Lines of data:
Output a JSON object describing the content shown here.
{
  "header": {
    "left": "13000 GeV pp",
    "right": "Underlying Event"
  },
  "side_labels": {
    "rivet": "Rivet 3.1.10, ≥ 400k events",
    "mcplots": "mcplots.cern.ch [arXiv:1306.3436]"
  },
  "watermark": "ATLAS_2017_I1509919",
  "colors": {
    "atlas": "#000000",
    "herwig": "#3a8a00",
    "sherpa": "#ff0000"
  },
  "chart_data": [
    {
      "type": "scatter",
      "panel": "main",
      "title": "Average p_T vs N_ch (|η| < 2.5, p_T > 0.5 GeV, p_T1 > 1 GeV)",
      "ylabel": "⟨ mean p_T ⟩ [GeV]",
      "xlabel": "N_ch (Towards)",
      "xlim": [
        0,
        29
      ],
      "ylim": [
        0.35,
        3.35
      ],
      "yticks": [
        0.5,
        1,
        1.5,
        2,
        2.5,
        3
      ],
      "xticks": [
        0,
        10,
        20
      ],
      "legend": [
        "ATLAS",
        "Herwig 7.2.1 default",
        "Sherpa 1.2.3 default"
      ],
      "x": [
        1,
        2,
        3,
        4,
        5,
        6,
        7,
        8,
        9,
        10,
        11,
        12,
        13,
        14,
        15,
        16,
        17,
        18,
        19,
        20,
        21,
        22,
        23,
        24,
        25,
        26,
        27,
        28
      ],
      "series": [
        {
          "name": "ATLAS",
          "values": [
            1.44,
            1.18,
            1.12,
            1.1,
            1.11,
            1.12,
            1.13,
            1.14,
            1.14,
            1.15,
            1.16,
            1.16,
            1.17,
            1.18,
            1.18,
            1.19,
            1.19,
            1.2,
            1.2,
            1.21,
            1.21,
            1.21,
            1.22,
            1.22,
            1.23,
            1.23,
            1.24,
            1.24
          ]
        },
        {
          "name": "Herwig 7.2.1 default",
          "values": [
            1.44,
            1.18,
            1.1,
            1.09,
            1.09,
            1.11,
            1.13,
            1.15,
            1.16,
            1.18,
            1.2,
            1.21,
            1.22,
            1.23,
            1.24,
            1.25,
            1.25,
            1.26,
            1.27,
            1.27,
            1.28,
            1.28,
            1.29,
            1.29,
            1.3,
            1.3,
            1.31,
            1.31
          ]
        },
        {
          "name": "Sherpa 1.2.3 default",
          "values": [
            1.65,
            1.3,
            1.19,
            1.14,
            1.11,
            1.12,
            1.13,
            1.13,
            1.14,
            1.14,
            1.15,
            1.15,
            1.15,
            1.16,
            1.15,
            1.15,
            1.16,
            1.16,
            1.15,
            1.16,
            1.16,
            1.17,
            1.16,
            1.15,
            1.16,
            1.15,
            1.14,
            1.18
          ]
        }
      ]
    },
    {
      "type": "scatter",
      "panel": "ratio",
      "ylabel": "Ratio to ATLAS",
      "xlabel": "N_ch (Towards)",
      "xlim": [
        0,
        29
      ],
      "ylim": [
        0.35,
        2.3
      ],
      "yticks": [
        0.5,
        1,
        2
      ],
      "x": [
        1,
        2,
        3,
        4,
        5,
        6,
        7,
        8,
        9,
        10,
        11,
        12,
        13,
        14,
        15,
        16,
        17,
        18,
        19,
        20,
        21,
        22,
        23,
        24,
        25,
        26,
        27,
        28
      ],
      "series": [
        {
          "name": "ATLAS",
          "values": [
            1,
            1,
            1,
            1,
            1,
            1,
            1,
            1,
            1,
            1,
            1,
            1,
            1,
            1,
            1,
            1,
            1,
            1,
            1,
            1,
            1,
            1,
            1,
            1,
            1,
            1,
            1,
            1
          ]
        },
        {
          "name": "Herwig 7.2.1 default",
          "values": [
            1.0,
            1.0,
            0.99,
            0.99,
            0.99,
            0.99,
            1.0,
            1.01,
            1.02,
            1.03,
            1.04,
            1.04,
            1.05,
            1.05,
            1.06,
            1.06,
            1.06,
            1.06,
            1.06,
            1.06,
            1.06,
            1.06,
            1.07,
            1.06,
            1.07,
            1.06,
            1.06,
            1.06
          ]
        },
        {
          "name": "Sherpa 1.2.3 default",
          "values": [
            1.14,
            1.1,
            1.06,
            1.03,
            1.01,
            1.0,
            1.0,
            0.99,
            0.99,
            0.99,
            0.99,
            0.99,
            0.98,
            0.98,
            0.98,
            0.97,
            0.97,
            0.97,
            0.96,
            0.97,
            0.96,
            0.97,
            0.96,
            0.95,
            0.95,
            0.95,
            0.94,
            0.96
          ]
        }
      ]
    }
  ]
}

--- WHAT THE TASK REQUIRES ---
Produce an exact copy of the whole listing.

--- EXERCISE RESPONSE ---
Output a JSON object describing the content shown here.
{
  "header": {
    "left": "13000 GeV pp",
    "right": "Underlying Event"
  },
  "side_labels": {
    "rivet": "Rivet 3.1.10, ≥ 400k events",
    "mcplots": "mcplots.cern.ch [arXiv:1306.3436]"
  },
  "watermark": "ATLAS_2017_I1509919",
  "colors": {
    "atlas": "#000000",
    "herwig": "#3a8a00",
    "sherpa": "#ff0000"
  },
  "chart_data": [
    {
      "type": "scatter",
      "panel": "main",
      "title": "Average p_T vs N_ch (|η| < 2.5, p_T > 0.5 GeV, p_T1 > 1 GeV)",
      "ylabel": "⟨ mean p_T ⟩ [GeV]",
      "xlabel": "N_ch (Towards)",
      "xlim": [
        0,
        29
      ],
      "ylim": [
        0.35,
        3.35
      ],
      "yticks": [
        0.5,
        1,
        1.5,
        2,
        2.5,
        3
      ],
      "xticks": [
        0,
        10,
        20
      ],
      "legend": [
        "ATLAS",
        "Herwig 7.2.1 default",
        "Sherpa 1.2.3 default"
      ],
      "x": [
        1,
        2,
        3,
        4,
        5,
        6,
        7,
        8,
        9,
        10,
        11,
        12,
        13,
        14,
        15,
        16,
        17,
        18,
        19,
        20,
        21,
        22,
        23,
        24,
        25,
        26,
        27,
        28
      ],
      "series": [
        {
          "name": "ATLAS",
          "values": [
            1.44,
            1.18,
            1.12,
            1.1,
            1.11,
            1.12,
            1.13,
            1.14,
            1.14,
            1.15,
            1.16,
            1.16,
            1.17,
            1.18,
            1.18,
            1.19,
            1.19,
            1.2,
            1.2,
            1.21,
            1.21,
            1.21,
            1.22,
            1.22,
            1.23,
            1.23,
            1.24,
            1.24
          ]
        },
        {
          "name": "Herwig 7.2.1 default",
          "values": [
            1.44,
            1.18,
            1.1,
            1.09,
            1.09,
            1.11,
            1.13,
            1.15,
            1.16,
            1.18,
            1.2,
            1.21,
            1.22,
            1.23,
            1.24,
            1.25,
            1.25,
            1.26,
            1.27,
            1.27,
            1.28,
            1.28,
            1.29,
            1.29,
            1.3,
            1.3,
            1.31,
            1.31
          ]
        },
        {
          "name": "Sherpa 1.2.3 default",
          "values": [
            1.65,
            1.3,
            1.19,
            1.14,
            1.11,
            1.12,
            1.13,
            1.13,
            1.14,
            1.14,
            1.15,
            1.15,
            1.15,
            1.16,
            1.15,
            1.15,
            1.16,
            1.16,
            1.15,
            1.16,
            1.16,
            1.17,
            1.16,
            1.15,
            1.16,
            1.15,
            1.14,
            1.18
          ]
        }
      ]
    },
    {
      "type": "scatter",
      "panel": "ratio",
      "ylabel": "Ratio to ATLAS",
      "xlabel": "N_ch (Towards)",
      "xlim": [
        0,
        29
      ],
      "ylim": [
        0.35,
        2.3
      ],
      "yticks": [
        0.5,
        1,
        2
      ],
      "x": [
        1,
        2,
        3,
        4,
        5,
        6,
        7,
        8,
        9,
        10,
        11,
        12,
        13,
        14,
        15,
        16,
        17,
        18,
        19,
        20,
        21,
        22,
        23,
        24,
        25,
        26,
        27,
        28
      ],
      "series": [
        {
          "name": "ATLAS",
          "values": [
            1,
            1,
            1,
            1,
            1,
            1,
            1,
            1,
            1,
            1,
            1,
            1,
            1,
            1,
            1,
            1,
            1,
            1,
            1,
            1,
            1,
            1,
            1,
            1,
            1,
            1,
            1,
            1
          ]
        },
        {
          "name": "Herwig 7.2.1 default",
          "values": [
            1.0,
            1.0,
            0.99,
            0.99,
            0.99,
            0.99,
            1.0,
            1.01,
            1.02,
            1.03,
            1.04,
            1.04,
            1.05,
            1.05,
            1.06,
            1.06,
            1.06,
            1.06,
            1.06,
            1.06,
            1.06,
            1.06,
            1.07,
            1.06,
            1.07,
            1.06,
            1.06,
            1.06
          ]
        },
        {
          "name": "Sherpa 1.2.3 default",
          "values": [
            1.14,
            1.1,
            1.06,
            1.03,
            1.01,
            1.0,
            1.0,
            0.99,
            0.99,
            0.99,
            0.99,
            0.99,
            0.98,
            0.98,
            0.98,
            0.97,
            0.97,
            0.97,
            0.96,
            0.97,
            0.96,
            0.97,
            0.96,
            0.95,
            0.95,
            0.95,
            0.94,
            0.96
          ]
        }
      ]
    }
  ]
}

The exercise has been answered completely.